PROBLEM REQUIREMENTS:
Pictures do not belong in the copy, so please give every entry below again exactly.

SOURCE MATERIAL:
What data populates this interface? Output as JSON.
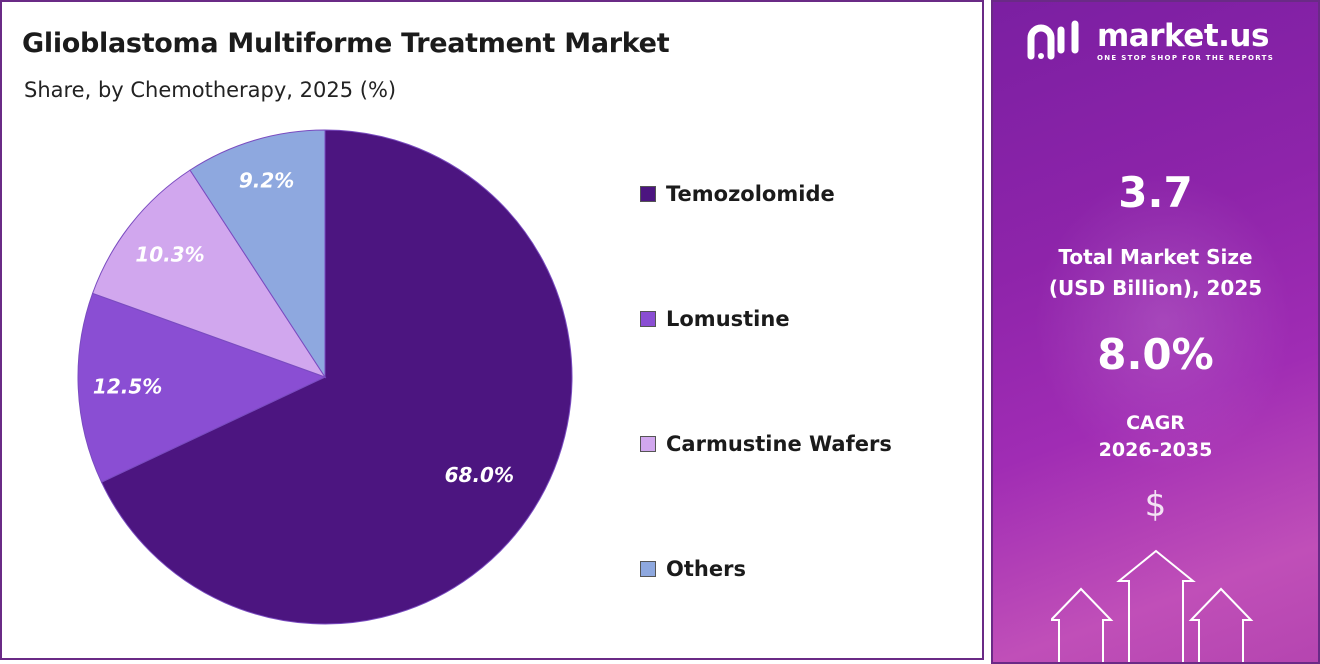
{
  "title": "Glioblastoma Multiforme Treatment Market",
  "subtitle": "Share, by Chemotherapy, 2025 (%)",
  "chart_data": {
    "type": "pie",
    "title": "Glioblastoma Multiforme Treatment Market",
    "subtitle": "Share, by Chemotherapy, 2025 (%)",
    "categories": [
      "Temozolomide",
      "Lomustine",
      "Carmustine Wafers",
      "Others"
    ],
    "values": [
      68.0,
      12.5,
      10.3,
      9.2
    ],
    "labels": [
      "68.0%",
      "12.5%",
      "10.3%",
      "9.2%"
    ],
    "colors": [
      "#4c1580",
      "#8a4ed3",
      "#d1a7ee",
      "#8ea8df"
    ],
    "start_angle": "12 o'clock",
    "direction": "clockwise",
    "legend_placement": "right"
  },
  "sidebar": {
    "brand_name": "market.us",
    "brand_tagline": "ONE STOP SHOP FOR THE REPORTS",
    "market_size_value": "3.7",
    "market_size_caption_line1": "Total Market Size",
    "market_size_caption_line2": "(USD Billion), 2025",
    "cagr_value": "8.0%",
    "cagr_caption_line1": "CAGR",
    "cagr_caption_line2": "2026-2035",
    "icons": [
      "market-us-logo-icon",
      "dollar-icon",
      "up-arrow-icon"
    ]
  }
}
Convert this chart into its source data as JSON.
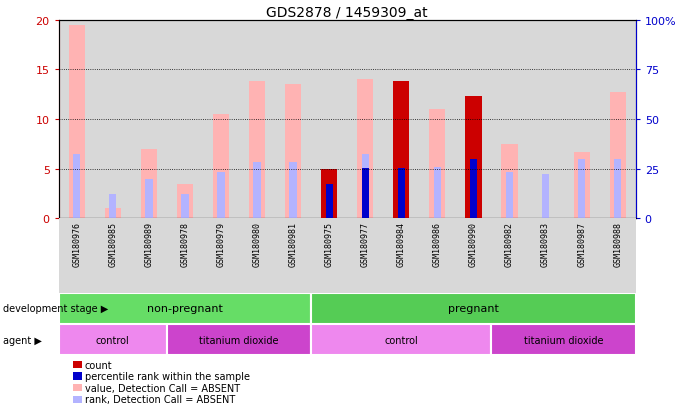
{
  "title": "GDS2878 / 1459309_at",
  "samples": [
    "GSM180976",
    "GSM180985",
    "GSM180989",
    "GSM180978",
    "GSM180979",
    "GSM180980",
    "GSM180981",
    "GSM180975",
    "GSM180977",
    "GSM180984",
    "GSM180986",
    "GSM180990",
    "GSM180982",
    "GSM180983",
    "GSM180987",
    "GSM180988"
  ],
  "pink_value": [
    19.5,
    1.0,
    7.0,
    3.5,
    10.5,
    13.8,
    13.5,
    0.0,
    14.0,
    0.0,
    11.0,
    0.0,
    7.5,
    0.0,
    6.7,
    12.7
  ],
  "light_blue_rank": [
    6.5,
    2.5,
    4.0,
    2.5,
    4.7,
    5.7,
    5.7,
    3.5,
    6.5,
    5.2,
    5.2,
    6.0,
    4.7,
    4.5,
    6.0,
    6.0
  ],
  "dark_red_count": [
    0,
    0,
    0,
    0,
    0,
    0,
    0,
    5.0,
    0,
    13.8,
    0,
    12.3,
    0,
    0,
    0,
    0
  ],
  "dark_blue_percentile": [
    0,
    0,
    0,
    0,
    0,
    0,
    0,
    3.5,
    5.1,
    5.1,
    0,
    6.0,
    0,
    0,
    0,
    0
  ],
  "ylim": [
    0,
    20
  ],
  "y2lim": [
    0,
    100
  ],
  "yticks": [
    0,
    5,
    10,
    15,
    20
  ],
  "y2ticks": [
    0,
    25,
    50,
    75,
    100
  ],
  "dev_stage_split": 7,
  "agent_splits": [
    0,
    3,
    7,
    12,
    16
  ],
  "agent_labels": [
    "control",
    "titanium dioxide",
    "control",
    "titanium dioxide"
  ],
  "agent_colors": [
    "#ee88ee",
    "#cc44cc",
    "#ee88ee",
    "#cc44cc"
  ],
  "dev_colors": [
    "#66dd66",
    "#55cc55"
  ],
  "dev_labels": [
    "non-pregnant",
    "pregnant"
  ],
  "legend_items": [
    {
      "color": "#cc0000",
      "label": "count"
    },
    {
      "color": "#0000cc",
      "label": "percentile rank within the sample"
    },
    {
      "color": "#ffb3b3",
      "label": "value, Detection Call = ABSENT"
    },
    {
      "color": "#b3b3ff",
      "label": "rank, Detection Call = ABSENT"
    }
  ],
  "bar_width": 0.45,
  "pink_color": "#ffb3b3",
  "light_blue_color": "#b3b3ff",
  "dark_red_color": "#cc0000",
  "dark_blue_color": "#0000cc",
  "left_tick_color": "#cc0000",
  "right_tick_color": "#0000cc",
  "grid_color": "black",
  "grid_linestyle": "dotted",
  "grid_levels": [
    5,
    10,
    15
  ],
  "xlabel_fontsize": 6.0,
  "ylabel_fontsize": 8,
  "title_fontsize": 10
}
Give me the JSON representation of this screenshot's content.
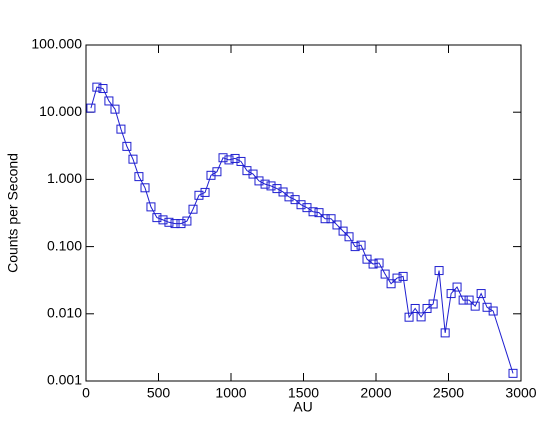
{
  "chart_data": {
    "type": "line",
    "x_label": "AU",
    "y_label": "Counts per Second",
    "x": [
      34,
      75,
      117,
      158,
      200,
      241,
      282,
      324,
      365,
      407,
      448,
      489,
      531,
      572,
      614,
      655,
      696,
      738,
      779,
      821,
      862,
      903,
      945,
      986,
      1028,
      1069,
      1110,
      1152,
      1193,
      1235,
      1276,
      1317,
      1359,
      1400,
      1442,
      1483,
      1524,
      1566,
      1607,
      1649,
      1690,
      1731,
      1773,
      1814,
      1856,
      1897,
      1938,
      1980,
      2021,
      2063,
      2104,
      2145,
      2187,
      2228,
      2270,
      2311,
      2352,
      2394,
      2435,
      2477,
      2518,
      2559,
      2601,
      2642,
      2684,
      2725,
      2766,
      2808,
      2945
    ],
    "series": [
      {
        "color": "#1f1fd0",
        "marker": "square",
        "values": [
          11.5,
          23.6,
          22.5,
          14.7,
          11.1,
          5.6,
          3.1,
          2.0,
          1.1,
          0.75,
          0.39,
          0.27,
          0.25,
          0.23,
          0.22,
          0.22,
          0.24,
          0.36,
          0.58,
          0.64,
          1.15,
          1.3,
          2.1,
          1.95,
          2.05,
          1.85,
          1.35,
          1.2,
          0.95,
          0.85,
          0.8,
          0.73,
          0.65,
          0.55,
          0.5,
          0.42,
          0.38,
          0.33,
          0.32,
          0.26,
          0.26,
          0.21,
          0.17,
          0.14,
          0.1,
          0.105,
          0.065,
          0.055,
          0.057,
          0.039,
          0.028,
          0.034,
          0.036,
          0.0089,
          0.012,
          0.009,
          0.012,
          0.014,
          0.044,
          0.0052,
          0.02,
          0.025,
          0.016,
          0.016,
          0.013,
          0.02,
          0.0125,
          0.011,
          0.0013
        ]
      }
    ],
    "xlim": [
      0,
      3000
    ],
    "xticks": [
      0,
      500,
      1000,
      1500,
      2000,
      2500,
      3000
    ],
    "ylim": [
      0.001,
      100
    ],
    "ylog": true,
    "yticks": [
      {
        "value": 0.001,
        "label": "0.001"
      },
      {
        "value": 0.01,
        "label": "0.010"
      },
      {
        "value": 0.1,
        "label": "0.100"
      },
      {
        "value": 1,
        "label": "1.000"
      },
      {
        "value": 10,
        "label": "10.000"
      },
      {
        "value": 100,
        "label": "100.000"
      }
    ],
    "grid": false
  }
}
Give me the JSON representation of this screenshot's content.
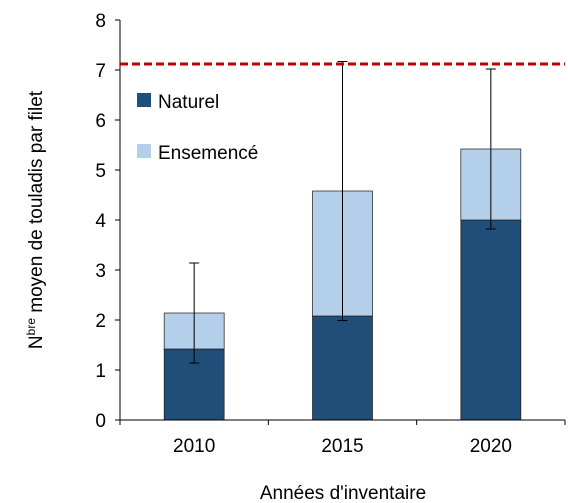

CORRECT RESULT:
What data populates this interface? Output as JSON.
{
  "title": "Glioblastoma Multiforme Treatment Market",
  "subtitle": "Share, by Chemotherapy, 2025 (%)",
  "chart_data": {
    "type": "pie",
    "title": "Glioblastoma Multiforme Treatment Market",
    "subtitle": "Share, by Chemotherapy, 2025 (%)",
    "categories": [
      "Temozolomide",
      "Lomustine",
      "Carmustine Wafers",
      "Others"
    ],
    "values": [
      68.0,
      12.5,
      10.3,
      9.2
    ],
    "labels": [
      "68.0%",
      "12.5%",
      "10.3%",
      "9.2%"
    ],
    "colors": [
      "#4c1580",
      "#8a4ed3",
      "#d1a7ee",
      "#8ea8df"
    ],
    "start_angle": "12 o'clock",
    "direction": "clockwise",
    "legend_placement": "right"
  },
  "sidebar": {
    "brand_name": "market.us",
    "brand_tagline": "ONE STOP SHOP FOR THE REPORTS",
    "market_size_value": "3.7",
    "market_size_caption_line1": "Total Market Size",
    "market_size_caption_line2": "(USD Billion), 2025",
    "cagr_value": "8.0%",
    "cagr_caption_line1": "CAGR",
    "cagr_caption_line2": "2026-2035",
    "icons": [
      "market-us-logo-icon",
      "dollar-icon",
      "up-arrow-icon"
    ]
  }
}
Convert this chart into its source data as JSON.
{
  "title": "GDS2878 / 1459309_at",
  "samples": [
    "GSM180976",
    "GSM180985",
    "GSM180989",
    "GSM180978",
    "GSM180979",
    "GSM180980",
    "GSM180981",
    "GSM180975",
    "GSM180977",
    "GSM180984",
    "GSM180986",
    "GSM180990",
    "GSM180982",
    "GSM180983",
    "GSM180987",
    "GSM180988"
  ],
  "pink_value": [
    19.5,
    1.0,
    7.0,
    3.5,
    10.5,
    13.8,
    13.5,
    0.0,
    14.0,
    0.0,
    11.0,
    0.0,
    7.5,
    0.0,
    6.7,
    12.7
  ],
  "light_blue_rank": [
    6.5,
    2.5,
    4.0,
    2.5,
    4.7,
    5.7,
    5.7,
    3.5,
    6.5,
    5.2,
    5.2,
    6.0,
    4.7,
    4.5,
    6.0,
    6.0
  ],
  "dark_red_count": [
    0,
    0,
    0,
    0,
    0,
    0,
    0,
    5.0,
    0,
    13.8,
    0,
    12.3,
    0,
    0,
    0,
    0
  ],
  "dark_blue_percentile": [
    0,
    0,
    0,
    0,
    0,
    0,
    0,
    3.5,
    5.1,
    5.1,
    0,
    6.0,
    0,
    0,
    0,
    0
  ],
  "ylim": [
    0,
    20
  ],
  "y2lim": [
    0,
    100
  ],
  "yticks": [
    0,
    5,
    10,
    15,
    20
  ],
  "y2ticks": [
    0,
    25,
    50,
    75,
    100
  ],
  "dev_stage_split": 7,
  "agent_splits": [
    0,
    3,
    7,
    12,
    16
  ],
  "agent_labels": [
    "control",
    "titanium dioxide",
    "control",
    "titanium dioxide"
  ],
  "agent_colors": [
    "#ee88ee",
    "#cc44cc",
    "#ee88ee",
    "#cc44cc"
  ],
  "dev_colors": [
    "#66dd66",
    "#55cc55"
  ],
  "dev_labels": [
    "non-pregnant",
    "pregnant"
  ],
  "legend_items": [
    {
      "color": "#cc0000",
      "label": "count"
    },
    {
      "color": "#0000cc",
      "label": "percentile rank within the sample"
    },
    {
      "color": "#ffb3b3",
      "label": "value, Detection Call = ABSENT"
    },
    {
      "color": "#b3b3ff",
      "label": "rank, Detection Call = ABSENT"
    }
  ],
  "bar_width": 0.45,
  "pink_color": "#ffb3b3",
  "light_blue_color": "#b3b3ff",
  "dark_red_color": "#cc0000",
  "dark_blue_color": "#0000cc",
  "left_tick_color": "#cc0000",
  "right_tick_color": "#0000cc",
  "grid_color": "black",
  "grid_linestyle": "dotted",
  "grid_levels": [
    5,
    10,
    15
  ],
  "xlabel_fontsize": 6.0,
  "ylabel_fontsize": 8,
  "title_fontsize": 10
}
Give me the JSON representation of this screenshot's content.
{
  "chart_data": {
    "type": "line",
    "x_label": "AU",
    "y_label": "Counts per Second",
    "x": [
      34,
      75,
      117,
      158,
      200,
      241,
      282,
      324,
      365,
      407,
      448,
      489,
      531,
      572,
      614,
      655,
      696,
      738,
      779,
      821,
      862,
      903,
      945,
      986,
      1028,
      1069,
      1110,
      1152,
      1193,
      1235,
      1276,
      1317,
      1359,
      1400,
      1442,
      1483,
      1524,
      1566,
      1607,
      1649,
      1690,
      1731,
      1773,
      1814,
      1856,
      1897,
      1938,
      1980,
      2021,
      2063,
      2104,
      2145,
      2187,
      2228,
      2270,
      2311,
      2352,
      2394,
      2435,
      2477,
      2518,
      2559,
      2601,
      2642,
      2684,
      2725,
      2766,
      2808,
      2945
    ],
    "series": [
      {
        "color": "#1f1fd0",
        "marker": "square",
        "values": [
          11.5,
          23.6,
          22.5,
          14.7,
          11.1,
          5.6,
          3.1,
          2.0,
          1.1,
          0.75,
          0.39,
          0.27,
          0.25,
          0.23,
          0.22,
          0.22,
          0.24,
          0.36,
          0.58,
          0.64,
          1.15,
          1.3,
          2.1,
          1.95,
          2.05,
          1.85,
          1.35,
          1.2,
          0.95,
          0.85,
          0.8,
          0.73,
          0.65,
          0.55,
          0.5,
          0.42,
          0.38,
          0.33,
          0.32,
          0.26,
          0.26,
          0.21,
          0.17,
          0.14,
          0.1,
          0.105,
          0.065,
          0.055,
          0.057,
          0.039,
          0.028,
          0.034,
          0.036,
          0.0089,
          0.012,
          0.009,
          0.012,
          0.014,
          0.044,
          0.0052,
          0.02,
          0.025,
          0.016,
          0.016,
          0.013,
          0.02,
          0.0125,
          0.011,
          0.0013
        ]
      }
    ],
    "xlim": [
      0,
      3000
    ],
    "xticks": [
      0,
      500,
      1000,
      1500,
      2000,
      2500,
      3000
    ],
    "ylim": [
      0.001,
      100
    ],
    "ylog": true,
    "yticks": [
      {
        "value": 0.001,
        "label": "0.001"
      },
      {
        "value": 0.01,
        "label": "0.010"
      },
      {
        "value": 0.1,
        "label": "0.100"
      },
      {
        "value": 1,
        "label": "1.000"
      },
      {
        "value": 10,
        "label": "10.000"
      },
      {
        "value": 100,
        "label": "100.000"
      }
    ],
    "grid": false
  }
}
Give me the JSON representation of this screenshot's content.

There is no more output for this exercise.